**TO BE DONE**
Return each line of the records holding the string "this".

Collected data entries:
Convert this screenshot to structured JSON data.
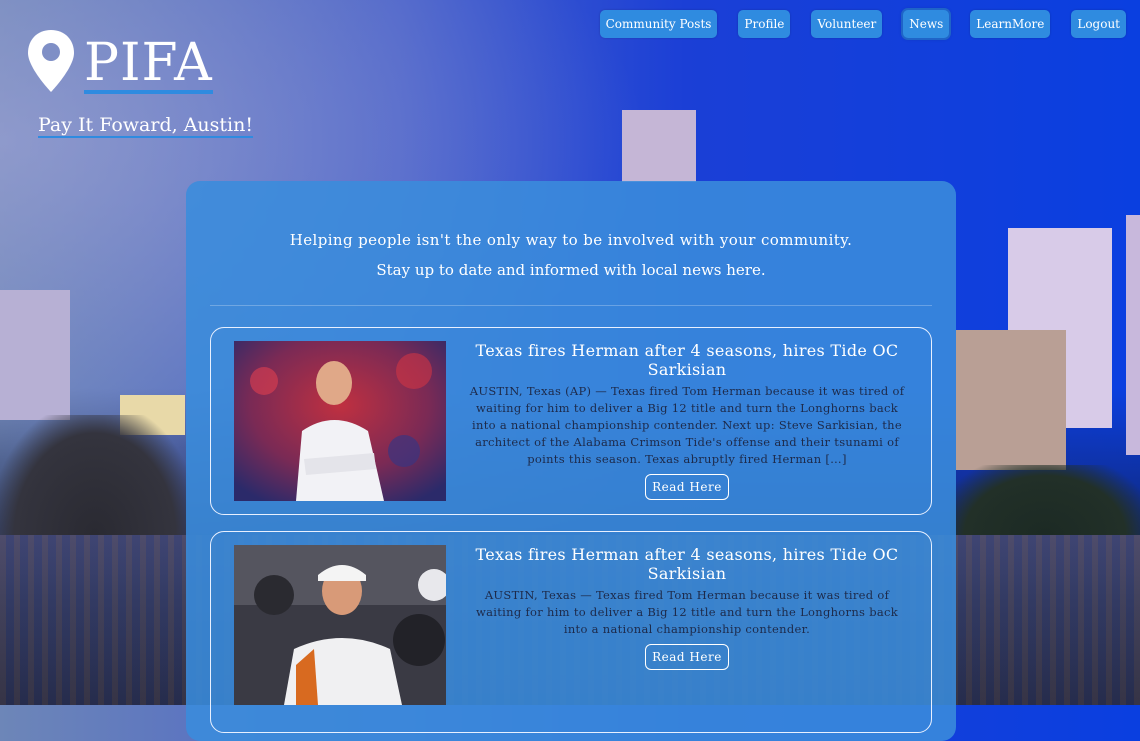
{
  "brand": {
    "name": "PIFA",
    "tagline": "Pay It Foward, Austin!"
  },
  "nav": [
    {
      "label": "Community Posts",
      "active": false
    },
    {
      "label": "Profile",
      "active": false
    },
    {
      "label": "Volunteer",
      "active": false
    },
    {
      "label": "News",
      "active": true
    },
    {
      "label": "LearnMore",
      "active": false
    },
    {
      "label": "Logout",
      "active": false
    }
  ],
  "intro": {
    "line1": "Helping people isn't the only way to be involved with your community.",
    "line2": "Stay up to date and informed with local news here."
  },
  "articles": [
    {
      "headline": "Texas fires Herman after 4 seasons, hires Tide OC Sarkisian",
      "summary": "AUSTIN, Texas (AP) — Texas fired Tom Herman because it was tired of waiting for him to deliver a Big 12 title and turn the Longhorns back into a national championship contender. Next up: Steve Sarkisian, the architect of the Alabama Crimson Tide's offense and their tsunami of points this season. Texas abruptly fired Herman […]",
      "button": "Read Here"
    },
    {
      "headline": "Texas fires Herman after 4 seasons, hires Tide OC Sarkisian",
      "summary": "AUSTIN, Texas — Texas fired Tom Herman because it was tired of waiting for him to deliver a Big 12 title and turn the Longhorns back into a national championship contender.",
      "button": "Read Here"
    }
  ],
  "colors": {
    "accent": "#2f8be0",
    "panel": "#3a8cdc",
    "text_dark": "#1d2a4a"
  }
}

**WRITTEN REPLY**
Convert this screenshot to structured JSON data.
      "summary": "AUSTIN, Texas (AP) — Texas fired Tom Herman because it was tired of waiting for him to deliver a Big 12 title and turn the Longhorns back into a national championship contender. Next up: Steve Sarkisian, the architect of the Alabama Crimson Tide's offense and their tsunami of points this season. Texas abruptly fired Herman […]",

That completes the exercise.